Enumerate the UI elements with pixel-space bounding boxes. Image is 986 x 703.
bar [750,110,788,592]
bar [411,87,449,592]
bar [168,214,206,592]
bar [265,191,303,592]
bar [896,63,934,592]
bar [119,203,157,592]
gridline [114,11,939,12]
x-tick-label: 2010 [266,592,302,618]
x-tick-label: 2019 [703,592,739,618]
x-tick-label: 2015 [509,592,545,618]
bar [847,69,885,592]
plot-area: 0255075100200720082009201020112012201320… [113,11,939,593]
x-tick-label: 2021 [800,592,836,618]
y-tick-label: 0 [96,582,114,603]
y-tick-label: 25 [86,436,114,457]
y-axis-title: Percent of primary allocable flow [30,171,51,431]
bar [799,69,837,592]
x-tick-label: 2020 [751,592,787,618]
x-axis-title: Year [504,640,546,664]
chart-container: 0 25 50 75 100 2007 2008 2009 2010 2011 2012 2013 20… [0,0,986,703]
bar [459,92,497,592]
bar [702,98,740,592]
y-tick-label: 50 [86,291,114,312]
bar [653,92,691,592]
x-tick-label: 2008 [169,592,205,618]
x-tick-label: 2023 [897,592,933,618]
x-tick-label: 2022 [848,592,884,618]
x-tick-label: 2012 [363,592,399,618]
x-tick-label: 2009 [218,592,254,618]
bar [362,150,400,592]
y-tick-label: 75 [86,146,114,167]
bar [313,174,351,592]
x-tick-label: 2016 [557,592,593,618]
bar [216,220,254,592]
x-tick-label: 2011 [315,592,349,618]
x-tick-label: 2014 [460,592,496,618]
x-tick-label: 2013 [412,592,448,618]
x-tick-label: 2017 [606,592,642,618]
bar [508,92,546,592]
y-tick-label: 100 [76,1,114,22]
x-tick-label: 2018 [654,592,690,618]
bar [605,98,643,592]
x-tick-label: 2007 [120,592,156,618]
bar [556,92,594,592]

### Problem to solve
Rewrite the listing from its first line through the line containing "bar [653,92,691,592]", inclusive, with "Percent of primary allocable flow" replaced by "Share of primary allocable flow" and nothing else changed.

### Result
Enumerate the UI elements with pixel-space bounding boxes. Image is 986 x 703.
bar [750,110,788,592]
bar [411,87,449,592]
bar [168,214,206,592]
bar [265,191,303,592]
bar [896,63,934,592]
bar [119,203,157,592]
gridline [114,11,939,12]
x-tick-label: 2010 [266,592,302,618]
x-tick-label: 2019 [703,592,739,618]
x-tick-label: 2015 [509,592,545,618]
bar [847,69,885,592]
plot-area: 0255075100200720082009201020112012201320… [113,11,939,593]
x-tick-label: 2021 [800,592,836,618]
y-tick-label: 0 [96,582,114,603]
y-tick-label: 25 [86,436,114,457]
y-axis-title: Share of primary allocable flow [30,171,51,431]
bar [799,69,837,592]
x-tick-label: 2020 [751,592,787,618]
x-axis-title: Year [504,640,546,664]
chart-container: 0 25 50 75 100 2007 2008 2009 2010 2011 2012 2013 20… [0,0,986,703]
bar [459,92,497,592]
bar [702,98,740,592]
y-tick-label: 50 [86,291,114,312]
bar [653,92,691,592]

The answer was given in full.